%%
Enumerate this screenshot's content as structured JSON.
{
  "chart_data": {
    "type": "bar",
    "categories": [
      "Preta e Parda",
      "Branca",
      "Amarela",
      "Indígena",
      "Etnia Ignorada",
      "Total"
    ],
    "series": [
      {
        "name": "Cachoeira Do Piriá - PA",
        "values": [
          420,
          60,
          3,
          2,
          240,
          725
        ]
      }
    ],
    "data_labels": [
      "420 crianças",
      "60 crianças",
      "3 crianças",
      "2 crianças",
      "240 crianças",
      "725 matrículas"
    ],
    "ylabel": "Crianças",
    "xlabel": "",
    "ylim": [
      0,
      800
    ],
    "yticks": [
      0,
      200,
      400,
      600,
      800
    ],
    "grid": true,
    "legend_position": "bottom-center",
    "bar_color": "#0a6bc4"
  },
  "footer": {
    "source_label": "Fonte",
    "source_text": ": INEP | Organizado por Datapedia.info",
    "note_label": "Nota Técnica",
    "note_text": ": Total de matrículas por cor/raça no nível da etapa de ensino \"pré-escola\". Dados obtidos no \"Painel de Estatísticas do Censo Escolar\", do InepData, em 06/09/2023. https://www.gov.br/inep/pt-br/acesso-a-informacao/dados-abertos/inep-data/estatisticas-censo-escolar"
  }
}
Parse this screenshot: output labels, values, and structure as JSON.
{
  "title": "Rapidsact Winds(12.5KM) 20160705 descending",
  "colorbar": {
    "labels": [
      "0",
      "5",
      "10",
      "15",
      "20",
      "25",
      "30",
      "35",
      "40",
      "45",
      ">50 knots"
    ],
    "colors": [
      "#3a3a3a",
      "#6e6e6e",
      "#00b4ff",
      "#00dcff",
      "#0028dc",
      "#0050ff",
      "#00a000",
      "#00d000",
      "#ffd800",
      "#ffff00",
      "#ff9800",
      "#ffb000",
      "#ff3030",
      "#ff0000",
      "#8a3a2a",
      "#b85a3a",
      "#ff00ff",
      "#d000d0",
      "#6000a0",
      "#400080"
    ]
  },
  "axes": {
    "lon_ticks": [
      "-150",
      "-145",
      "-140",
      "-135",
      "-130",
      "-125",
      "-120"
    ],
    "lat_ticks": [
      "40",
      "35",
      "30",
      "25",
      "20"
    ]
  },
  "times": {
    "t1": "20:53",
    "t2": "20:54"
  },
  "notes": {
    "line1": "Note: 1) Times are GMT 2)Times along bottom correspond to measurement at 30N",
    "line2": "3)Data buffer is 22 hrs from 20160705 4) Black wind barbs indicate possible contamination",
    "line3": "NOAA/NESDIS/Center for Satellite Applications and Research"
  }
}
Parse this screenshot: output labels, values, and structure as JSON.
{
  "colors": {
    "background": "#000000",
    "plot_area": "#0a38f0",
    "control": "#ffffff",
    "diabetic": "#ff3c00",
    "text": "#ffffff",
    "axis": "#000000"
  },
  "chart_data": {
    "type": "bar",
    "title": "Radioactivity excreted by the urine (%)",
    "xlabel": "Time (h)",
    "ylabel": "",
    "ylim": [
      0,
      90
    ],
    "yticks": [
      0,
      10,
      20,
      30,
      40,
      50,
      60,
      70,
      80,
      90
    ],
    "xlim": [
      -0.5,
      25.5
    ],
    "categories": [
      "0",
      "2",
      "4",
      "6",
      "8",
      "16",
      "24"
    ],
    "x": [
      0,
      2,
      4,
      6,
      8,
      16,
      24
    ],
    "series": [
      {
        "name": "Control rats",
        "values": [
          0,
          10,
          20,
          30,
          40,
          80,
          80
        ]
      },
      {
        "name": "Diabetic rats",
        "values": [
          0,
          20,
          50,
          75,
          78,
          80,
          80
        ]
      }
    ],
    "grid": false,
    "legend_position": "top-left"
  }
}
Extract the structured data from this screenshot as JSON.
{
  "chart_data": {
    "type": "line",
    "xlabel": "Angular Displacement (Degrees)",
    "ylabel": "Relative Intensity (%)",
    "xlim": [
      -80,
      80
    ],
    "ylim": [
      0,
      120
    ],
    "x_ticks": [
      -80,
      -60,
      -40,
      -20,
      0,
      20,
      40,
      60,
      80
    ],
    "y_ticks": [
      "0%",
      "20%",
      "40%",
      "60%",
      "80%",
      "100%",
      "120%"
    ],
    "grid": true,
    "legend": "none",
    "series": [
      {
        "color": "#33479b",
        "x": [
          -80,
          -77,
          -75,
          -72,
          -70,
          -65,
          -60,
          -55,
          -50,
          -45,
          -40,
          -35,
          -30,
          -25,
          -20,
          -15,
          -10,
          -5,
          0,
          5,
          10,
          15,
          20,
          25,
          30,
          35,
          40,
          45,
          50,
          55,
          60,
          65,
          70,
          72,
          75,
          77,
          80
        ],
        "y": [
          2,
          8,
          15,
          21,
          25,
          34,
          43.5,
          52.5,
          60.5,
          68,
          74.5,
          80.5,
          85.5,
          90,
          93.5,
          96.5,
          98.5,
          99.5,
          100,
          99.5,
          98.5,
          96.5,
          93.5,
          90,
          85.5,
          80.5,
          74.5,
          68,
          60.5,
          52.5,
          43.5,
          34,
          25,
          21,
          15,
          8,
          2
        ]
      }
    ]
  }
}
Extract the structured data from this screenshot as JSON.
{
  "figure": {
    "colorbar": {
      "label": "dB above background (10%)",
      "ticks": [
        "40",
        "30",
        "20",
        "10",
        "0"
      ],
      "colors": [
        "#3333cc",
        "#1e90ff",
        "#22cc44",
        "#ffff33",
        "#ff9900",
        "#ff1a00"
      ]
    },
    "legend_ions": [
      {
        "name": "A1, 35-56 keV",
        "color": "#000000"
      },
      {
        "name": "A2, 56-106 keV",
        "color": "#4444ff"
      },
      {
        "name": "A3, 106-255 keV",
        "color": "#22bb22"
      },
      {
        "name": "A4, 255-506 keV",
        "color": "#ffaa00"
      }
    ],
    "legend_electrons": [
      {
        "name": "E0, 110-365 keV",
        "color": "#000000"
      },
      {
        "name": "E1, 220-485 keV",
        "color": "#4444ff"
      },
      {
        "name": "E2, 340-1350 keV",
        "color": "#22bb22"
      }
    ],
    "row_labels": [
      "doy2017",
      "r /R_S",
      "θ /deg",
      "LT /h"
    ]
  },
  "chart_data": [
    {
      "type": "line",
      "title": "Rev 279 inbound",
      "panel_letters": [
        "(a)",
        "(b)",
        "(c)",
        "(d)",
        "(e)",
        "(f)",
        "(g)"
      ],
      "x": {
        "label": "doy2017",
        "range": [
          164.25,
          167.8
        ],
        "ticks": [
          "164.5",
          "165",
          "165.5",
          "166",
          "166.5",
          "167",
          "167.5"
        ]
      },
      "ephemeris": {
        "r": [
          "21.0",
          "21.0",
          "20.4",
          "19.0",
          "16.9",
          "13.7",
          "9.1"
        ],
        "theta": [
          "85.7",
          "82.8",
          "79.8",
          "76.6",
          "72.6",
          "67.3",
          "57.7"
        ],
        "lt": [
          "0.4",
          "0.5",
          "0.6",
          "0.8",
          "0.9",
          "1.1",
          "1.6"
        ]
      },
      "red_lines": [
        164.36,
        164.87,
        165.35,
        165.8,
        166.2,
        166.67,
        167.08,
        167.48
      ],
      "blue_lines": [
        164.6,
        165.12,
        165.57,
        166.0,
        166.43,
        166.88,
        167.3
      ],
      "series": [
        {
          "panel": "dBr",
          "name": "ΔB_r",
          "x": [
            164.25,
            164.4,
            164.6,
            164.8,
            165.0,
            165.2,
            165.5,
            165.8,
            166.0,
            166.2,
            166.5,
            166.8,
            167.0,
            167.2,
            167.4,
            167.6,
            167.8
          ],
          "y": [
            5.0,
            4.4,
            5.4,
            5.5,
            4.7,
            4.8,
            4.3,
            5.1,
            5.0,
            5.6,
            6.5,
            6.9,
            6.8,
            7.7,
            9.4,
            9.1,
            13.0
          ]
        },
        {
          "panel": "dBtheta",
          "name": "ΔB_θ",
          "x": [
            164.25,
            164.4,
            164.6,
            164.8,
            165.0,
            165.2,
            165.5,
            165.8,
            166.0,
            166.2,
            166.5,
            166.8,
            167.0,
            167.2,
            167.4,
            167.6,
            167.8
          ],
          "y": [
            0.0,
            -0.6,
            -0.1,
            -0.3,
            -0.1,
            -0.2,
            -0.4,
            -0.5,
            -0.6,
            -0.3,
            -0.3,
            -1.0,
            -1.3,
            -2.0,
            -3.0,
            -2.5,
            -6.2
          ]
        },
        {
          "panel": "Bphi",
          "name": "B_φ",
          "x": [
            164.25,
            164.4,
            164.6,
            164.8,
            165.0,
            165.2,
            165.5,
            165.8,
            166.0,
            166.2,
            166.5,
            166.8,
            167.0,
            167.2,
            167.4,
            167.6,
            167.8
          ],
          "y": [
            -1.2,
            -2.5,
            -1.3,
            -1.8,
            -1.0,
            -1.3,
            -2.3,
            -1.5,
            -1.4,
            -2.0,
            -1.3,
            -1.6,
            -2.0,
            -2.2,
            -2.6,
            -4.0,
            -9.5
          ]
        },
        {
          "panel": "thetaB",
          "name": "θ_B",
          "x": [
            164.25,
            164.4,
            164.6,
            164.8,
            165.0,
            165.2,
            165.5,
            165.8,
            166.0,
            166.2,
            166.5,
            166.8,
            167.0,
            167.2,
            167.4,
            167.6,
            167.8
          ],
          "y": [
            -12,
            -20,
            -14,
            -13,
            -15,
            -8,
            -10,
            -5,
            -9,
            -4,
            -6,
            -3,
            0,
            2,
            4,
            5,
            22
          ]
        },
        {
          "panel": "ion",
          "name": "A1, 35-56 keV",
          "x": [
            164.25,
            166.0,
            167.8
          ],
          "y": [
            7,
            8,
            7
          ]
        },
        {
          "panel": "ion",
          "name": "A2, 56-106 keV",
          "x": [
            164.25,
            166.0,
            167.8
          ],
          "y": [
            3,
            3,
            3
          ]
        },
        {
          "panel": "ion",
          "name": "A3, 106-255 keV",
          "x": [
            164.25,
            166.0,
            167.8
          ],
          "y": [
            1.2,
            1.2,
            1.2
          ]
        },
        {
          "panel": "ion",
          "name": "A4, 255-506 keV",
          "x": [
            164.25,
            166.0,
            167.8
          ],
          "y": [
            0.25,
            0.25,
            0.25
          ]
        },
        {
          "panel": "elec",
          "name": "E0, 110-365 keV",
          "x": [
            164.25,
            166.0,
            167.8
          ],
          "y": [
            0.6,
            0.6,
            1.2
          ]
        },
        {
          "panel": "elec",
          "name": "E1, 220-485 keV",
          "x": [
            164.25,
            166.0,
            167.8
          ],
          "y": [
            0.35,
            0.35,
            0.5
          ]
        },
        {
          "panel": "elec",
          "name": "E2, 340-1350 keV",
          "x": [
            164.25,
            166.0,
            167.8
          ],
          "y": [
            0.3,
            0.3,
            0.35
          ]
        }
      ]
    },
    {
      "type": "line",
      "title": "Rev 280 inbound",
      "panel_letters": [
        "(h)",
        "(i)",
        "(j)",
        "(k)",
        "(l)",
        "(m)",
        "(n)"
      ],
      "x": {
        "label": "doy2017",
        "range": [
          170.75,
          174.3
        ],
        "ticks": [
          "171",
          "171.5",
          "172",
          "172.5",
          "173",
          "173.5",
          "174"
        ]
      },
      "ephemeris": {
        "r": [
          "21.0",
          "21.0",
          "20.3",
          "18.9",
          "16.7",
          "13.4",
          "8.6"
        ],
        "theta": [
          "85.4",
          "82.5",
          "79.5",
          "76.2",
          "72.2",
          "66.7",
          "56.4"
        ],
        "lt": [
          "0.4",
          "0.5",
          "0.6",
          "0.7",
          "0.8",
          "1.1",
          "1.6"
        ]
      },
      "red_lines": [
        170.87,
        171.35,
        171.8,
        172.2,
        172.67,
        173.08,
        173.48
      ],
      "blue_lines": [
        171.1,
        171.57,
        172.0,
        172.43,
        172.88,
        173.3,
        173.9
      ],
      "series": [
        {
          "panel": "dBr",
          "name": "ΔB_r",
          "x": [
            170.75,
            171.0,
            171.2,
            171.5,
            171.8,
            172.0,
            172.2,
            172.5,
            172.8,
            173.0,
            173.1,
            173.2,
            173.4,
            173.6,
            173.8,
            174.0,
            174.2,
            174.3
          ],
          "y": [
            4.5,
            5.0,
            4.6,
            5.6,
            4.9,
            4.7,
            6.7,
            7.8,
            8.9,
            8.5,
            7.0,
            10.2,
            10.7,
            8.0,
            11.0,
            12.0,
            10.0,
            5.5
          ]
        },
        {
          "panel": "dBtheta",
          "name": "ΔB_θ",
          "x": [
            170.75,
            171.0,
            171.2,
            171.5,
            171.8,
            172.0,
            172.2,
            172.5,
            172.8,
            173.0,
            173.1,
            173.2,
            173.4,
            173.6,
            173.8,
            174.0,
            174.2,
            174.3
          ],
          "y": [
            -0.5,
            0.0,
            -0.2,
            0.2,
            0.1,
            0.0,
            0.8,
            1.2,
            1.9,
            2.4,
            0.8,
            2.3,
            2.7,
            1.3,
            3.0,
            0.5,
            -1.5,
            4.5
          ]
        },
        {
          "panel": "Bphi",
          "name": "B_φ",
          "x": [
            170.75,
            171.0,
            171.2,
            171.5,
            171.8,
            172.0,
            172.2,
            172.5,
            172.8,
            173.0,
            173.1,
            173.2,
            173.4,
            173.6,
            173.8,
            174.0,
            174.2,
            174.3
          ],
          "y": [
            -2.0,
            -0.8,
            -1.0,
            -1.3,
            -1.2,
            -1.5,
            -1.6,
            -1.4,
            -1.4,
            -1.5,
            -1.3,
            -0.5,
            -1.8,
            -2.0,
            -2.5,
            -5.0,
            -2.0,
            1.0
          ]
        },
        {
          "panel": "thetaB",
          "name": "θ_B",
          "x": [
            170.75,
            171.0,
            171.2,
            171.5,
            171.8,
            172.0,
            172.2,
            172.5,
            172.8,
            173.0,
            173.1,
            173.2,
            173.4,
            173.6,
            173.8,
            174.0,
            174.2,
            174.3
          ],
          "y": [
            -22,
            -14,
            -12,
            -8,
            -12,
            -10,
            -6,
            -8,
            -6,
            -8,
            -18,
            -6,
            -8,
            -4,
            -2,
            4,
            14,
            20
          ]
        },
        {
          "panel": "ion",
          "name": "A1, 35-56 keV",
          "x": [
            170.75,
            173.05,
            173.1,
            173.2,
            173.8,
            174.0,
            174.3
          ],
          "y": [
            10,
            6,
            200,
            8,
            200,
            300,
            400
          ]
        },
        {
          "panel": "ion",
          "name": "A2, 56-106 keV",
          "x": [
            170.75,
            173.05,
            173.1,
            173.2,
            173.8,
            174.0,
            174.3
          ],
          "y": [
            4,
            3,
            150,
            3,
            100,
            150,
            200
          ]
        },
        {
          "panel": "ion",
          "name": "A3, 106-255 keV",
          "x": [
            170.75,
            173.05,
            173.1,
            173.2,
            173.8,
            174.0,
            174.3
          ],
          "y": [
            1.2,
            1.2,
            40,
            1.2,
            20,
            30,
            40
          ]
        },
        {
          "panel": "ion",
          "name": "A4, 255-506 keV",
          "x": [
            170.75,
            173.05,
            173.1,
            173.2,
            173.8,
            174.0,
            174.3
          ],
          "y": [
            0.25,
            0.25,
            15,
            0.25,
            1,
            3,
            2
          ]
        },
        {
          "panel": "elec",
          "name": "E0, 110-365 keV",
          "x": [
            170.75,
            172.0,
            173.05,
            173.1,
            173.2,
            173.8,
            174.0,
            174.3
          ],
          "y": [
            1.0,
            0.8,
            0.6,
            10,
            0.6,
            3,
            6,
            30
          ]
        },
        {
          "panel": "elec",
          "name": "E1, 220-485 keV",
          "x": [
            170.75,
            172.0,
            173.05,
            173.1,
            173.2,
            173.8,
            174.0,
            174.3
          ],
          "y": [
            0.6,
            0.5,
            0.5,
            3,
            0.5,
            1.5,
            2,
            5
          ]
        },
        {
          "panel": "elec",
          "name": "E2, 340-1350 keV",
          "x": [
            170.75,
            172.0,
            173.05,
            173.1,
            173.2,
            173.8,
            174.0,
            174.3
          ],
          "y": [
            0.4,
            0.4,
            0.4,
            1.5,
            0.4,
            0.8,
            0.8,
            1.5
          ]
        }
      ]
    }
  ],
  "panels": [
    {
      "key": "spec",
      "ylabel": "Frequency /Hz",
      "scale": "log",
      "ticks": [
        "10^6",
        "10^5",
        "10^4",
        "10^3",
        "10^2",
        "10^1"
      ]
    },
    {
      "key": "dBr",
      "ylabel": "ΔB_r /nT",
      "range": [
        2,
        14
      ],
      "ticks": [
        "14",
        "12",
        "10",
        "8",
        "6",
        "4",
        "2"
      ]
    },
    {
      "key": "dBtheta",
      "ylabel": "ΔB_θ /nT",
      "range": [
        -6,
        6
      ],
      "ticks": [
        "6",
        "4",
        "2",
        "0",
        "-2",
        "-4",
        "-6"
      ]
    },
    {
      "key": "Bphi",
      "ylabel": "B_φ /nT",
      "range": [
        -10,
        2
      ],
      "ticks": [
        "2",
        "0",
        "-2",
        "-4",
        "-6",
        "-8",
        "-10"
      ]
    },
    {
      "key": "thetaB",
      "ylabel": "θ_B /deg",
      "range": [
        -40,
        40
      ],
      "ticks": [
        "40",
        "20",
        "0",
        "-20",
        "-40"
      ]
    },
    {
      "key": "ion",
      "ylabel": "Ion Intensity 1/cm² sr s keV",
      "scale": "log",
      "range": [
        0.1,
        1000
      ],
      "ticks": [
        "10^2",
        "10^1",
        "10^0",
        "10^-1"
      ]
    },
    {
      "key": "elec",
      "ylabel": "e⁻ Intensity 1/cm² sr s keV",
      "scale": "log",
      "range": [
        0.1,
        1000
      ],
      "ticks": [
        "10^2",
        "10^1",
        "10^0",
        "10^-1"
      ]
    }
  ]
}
%%
- **GOAL OF THE EXERCISE**
Filter lines by "title" and return each hit.

- **REPLY TO THE TASK**
  "title": "Rapidsact Winds(12.5KM) 20160705 descending",
    "title": "Radioactivity excreted by the urine (%)",
      "title": "Rev 279 inbound",
      "title": "Rev 280 inbound",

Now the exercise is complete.